Repeat every entry in the listing below, exactly.

## Start

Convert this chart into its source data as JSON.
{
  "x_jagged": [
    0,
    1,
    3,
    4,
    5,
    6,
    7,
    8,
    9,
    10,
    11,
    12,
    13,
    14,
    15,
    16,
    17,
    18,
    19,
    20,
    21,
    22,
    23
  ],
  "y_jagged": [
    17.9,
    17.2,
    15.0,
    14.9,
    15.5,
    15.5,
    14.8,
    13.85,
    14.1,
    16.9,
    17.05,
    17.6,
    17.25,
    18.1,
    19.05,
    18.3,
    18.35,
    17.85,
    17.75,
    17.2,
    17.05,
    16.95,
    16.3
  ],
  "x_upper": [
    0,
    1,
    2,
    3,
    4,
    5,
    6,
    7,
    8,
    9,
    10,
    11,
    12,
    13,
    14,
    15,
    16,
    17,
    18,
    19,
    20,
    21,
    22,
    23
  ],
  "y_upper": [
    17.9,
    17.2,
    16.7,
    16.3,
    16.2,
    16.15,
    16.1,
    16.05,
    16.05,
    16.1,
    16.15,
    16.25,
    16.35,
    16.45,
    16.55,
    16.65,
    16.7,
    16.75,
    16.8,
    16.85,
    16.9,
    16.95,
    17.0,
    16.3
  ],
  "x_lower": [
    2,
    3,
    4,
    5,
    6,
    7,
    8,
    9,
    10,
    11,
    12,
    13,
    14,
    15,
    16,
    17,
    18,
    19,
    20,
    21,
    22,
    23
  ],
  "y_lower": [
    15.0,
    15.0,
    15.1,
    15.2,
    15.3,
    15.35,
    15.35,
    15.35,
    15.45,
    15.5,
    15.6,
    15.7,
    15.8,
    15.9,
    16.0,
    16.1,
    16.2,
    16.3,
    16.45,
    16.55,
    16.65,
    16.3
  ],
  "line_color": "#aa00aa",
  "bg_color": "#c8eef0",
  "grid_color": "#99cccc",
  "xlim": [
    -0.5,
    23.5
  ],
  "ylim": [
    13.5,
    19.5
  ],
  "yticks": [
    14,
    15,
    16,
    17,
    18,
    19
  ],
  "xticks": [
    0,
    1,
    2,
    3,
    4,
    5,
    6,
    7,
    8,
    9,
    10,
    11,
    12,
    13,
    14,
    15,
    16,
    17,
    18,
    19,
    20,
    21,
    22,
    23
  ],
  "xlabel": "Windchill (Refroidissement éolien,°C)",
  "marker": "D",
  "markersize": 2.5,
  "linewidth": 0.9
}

## End

Solution.
Convert this chart into its source data as JSON.
{
  "x_jagged": [
    0,
    1,
    3,
    4,
    5,
    6,
    7,
    8,
    9,
    10,
    11,
    12,
    13,
    14,
    15,
    16,
    17,
    18,
    19,
    20,
    21,
    22,
    23
  ],
  "y_jagged": [
    17.9,
    17.2,
    15.0,
    14.9,
    15.5,
    15.5,
    14.8,
    13.85,
    14.1,
    16.9,
    17.05,
    17.6,
    17.25,
    18.1,
    19.05,
    18.3,
    18.35,
    17.85,
    17.75,
    17.2,
    17.05,
    16.95,
    16.3
  ],
  "x_upper": [
    0,
    1,
    2,
    3,
    4,
    5,
    6,
    7,
    8,
    9,
    10,
    11,
    12,
    13,
    14,
    15,
    16,
    17,
    18,
    19,
    20,
    21,
    22,
    23
  ],
  "y_upper": [
    17.9,
    17.2,
    16.7,
    16.3,
    16.2,
    16.15,
    16.1,
    16.05,
    16.05,
    16.1,
    16.15,
    16.25,
    16.35,
    16.45,
    16.55,
    16.65,
    16.7,
    16.75,
    16.8,
    16.85,
    16.9,
    16.95,
    17.0,
    16.3
  ],
  "x_lower": [
    2,
    3,
    4,
    5,
    6,
    7,
    8,
    9,
    10,
    11,
    12,
    13,
    14,
    15,
    16,
    17,
    18,
    19,
    20,
    21,
    22,
    23
  ],
  "y_lower": [
    15.0,
    15.0,
    15.1,
    15.2,
    15.3,
    15.35,
    15.35,
    15.35,
    15.45,
    15.5,
    15.6,
    15.7,
    15.8,
    15.9,
    16.0,
    16.1,
    16.2,
    16.3,
    16.45,
    16.55,
    16.65,
    16.3
  ],
  "line_color": "#aa00aa",
  "bg_color": "#c8eef0",
  "grid_color": "#99cccc",
  "xlim": [
    -0.5,
    23.5
  ],
  "ylim": [
    13.5,
    19.5
  ],
  "yticks": [
    14,
    15,
    16,
    17,
    18,
    19
  ],
  "xticks": [
    0,
    1,
    2,
    3,
    4,
    5,
    6,
    7,
    8,
    9,
    10,
    11,
    12,
    13,
    14,
    15,
    16,
    17,
    18,
    19,
    20,
    21,
    22,
    23
  ],
  "xlabel": "Windchill (Refroidissement éolien,°C)",
  "marker": "D",
  "markersize": 2.5,
  "linewidth": 0.9
}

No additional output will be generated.